* **Exercise aim**:
Please reproduce the listing below word for word, starting with the line containing "merchandise-subtotal-amount: ₱32.00 <box>977" and going on through the line containing "cashback-coin-icon <box>38 804 86 852</box>".

--- Start Provided records ---

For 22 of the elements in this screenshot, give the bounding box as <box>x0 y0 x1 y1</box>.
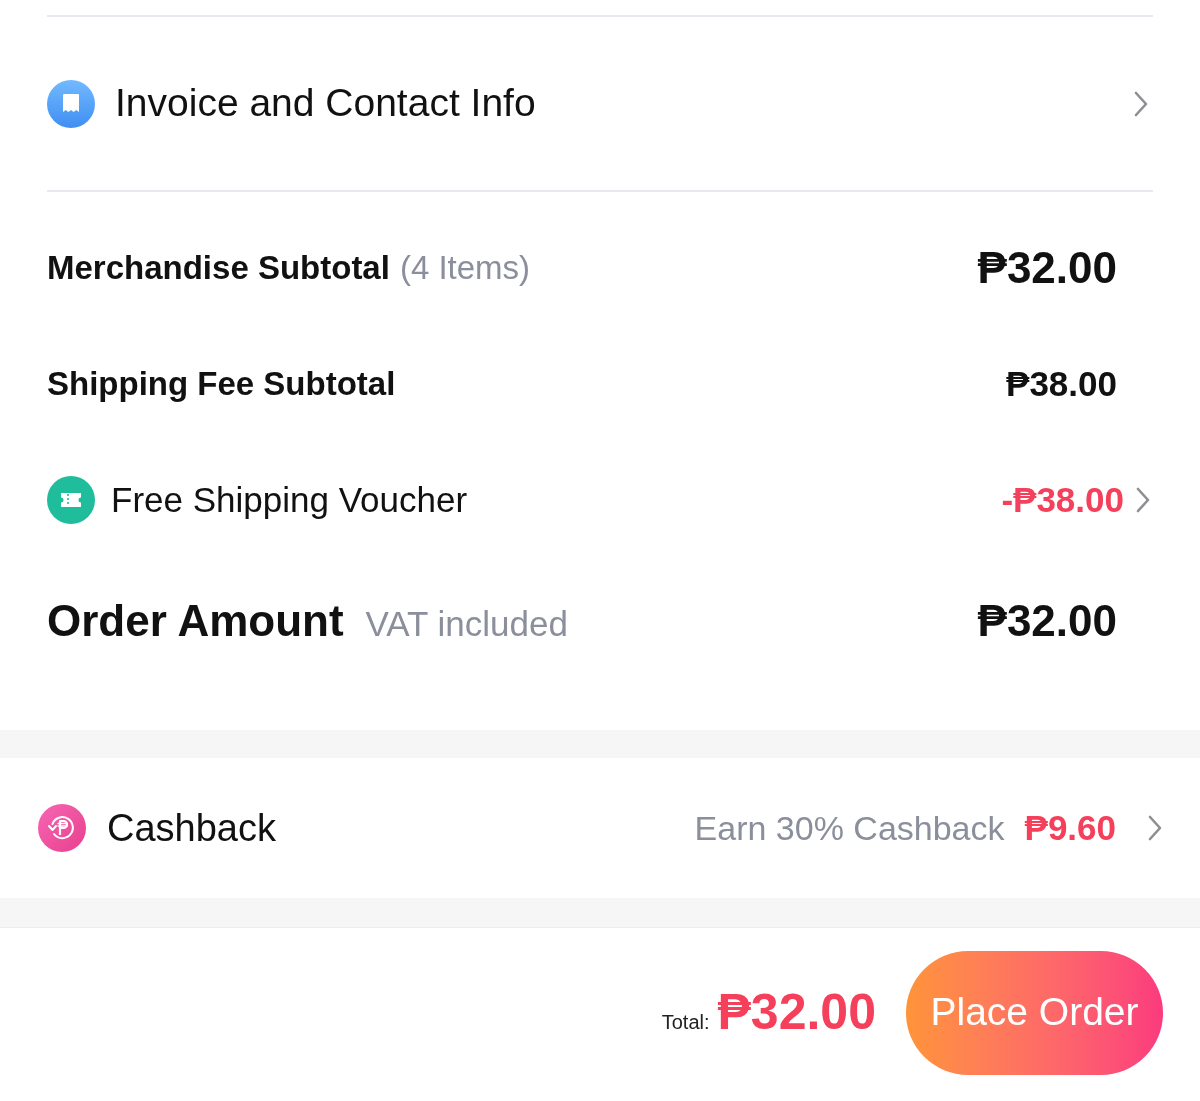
merchandise-subtotal-amount: ₱32.00 <box>977 242 1117 294</box>
item-count: (4 Items) <box>399 248 531 289</box>
total-label: Total: <box>661 1010 710 1035</box>
shipping-fee-amount: ₱38.00 <box>1006 362 1117 405</box>
cashback-label[interactable]: Cashback <box>107 799 276 857</box>
chevron-right-icon <box>1136 487 1150 513</box>
voucher-discount[interactable]: -₱38.00 <box>1001 473 1124 527</box>
vat-note: VAT included <box>365 603 568 645</box>
order-amount-label: Order Amount <box>47 595 344 647</box>
total-amount: ₱32.00 <box>717 983 876 1042</box>
cashback-offer: Earn 30% Cashback <box>694 807 1005 849</box>
chevron-right-icon <box>1134 90 1148 117</box>
voucher-label[interactable]: Free Shipping Voucher <box>111 473 468 527</box>
receipt-icon <box>47 79 95 128</box>
cashback-coin-icon <box>38 804 86 852</box>
shipping-fee-label: Shipping Fee Subtotal <box>47 364 396 405</box>
order-amount-value: ₱32.00 <box>977 595 1117 647</box>
merchandise-subtotal-label: Merchandise Subtotal <box>47 248 390 289</box>
ticket-icon <box>47 476 95 524</box>
chevron-right-icon <box>1148 815 1162 841</box>
cashback-amount: ₱9.60 <box>1024 806 1116 849</box>
invoice-row-label[interactable]: Invoice and Contact Info <box>115 74 536 133</box>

--- End Provided records ---

* **Exercise answer**:
merchandise-subtotal-amount: ₱32.00 <box>977 242 1117 294</box>
item-count: (4 Items) <box>399 248 531 289</box>
total-label: Total: <box>661 1010 710 1035</box>
shipping-fee-amount: ₱38.00 <box>1006 362 1117 405</box>
cashback-label[interactable]: Cashback <box>107 799 276 857</box>
chevron-right-icon <box>1136 487 1150 513</box>
voucher-discount[interactable]: -₱38.00 <box>1001 473 1124 527</box>
vat-note: VAT included <box>365 603 568 645</box>
order-amount-label: Order Amount <box>47 595 344 647</box>
total-amount: ₱32.00 <box>717 983 876 1042</box>
cashback-offer: Earn 30% Cashback <box>694 807 1005 849</box>
chevron-right-icon <box>1134 90 1148 117</box>
voucher-label[interactable]: Free Shipping Voucher <box>111 473 468 527</box>
receipt-icon <box>47 79 95 128</box>
cashback-coin-icon <box>38 804 86 852</box>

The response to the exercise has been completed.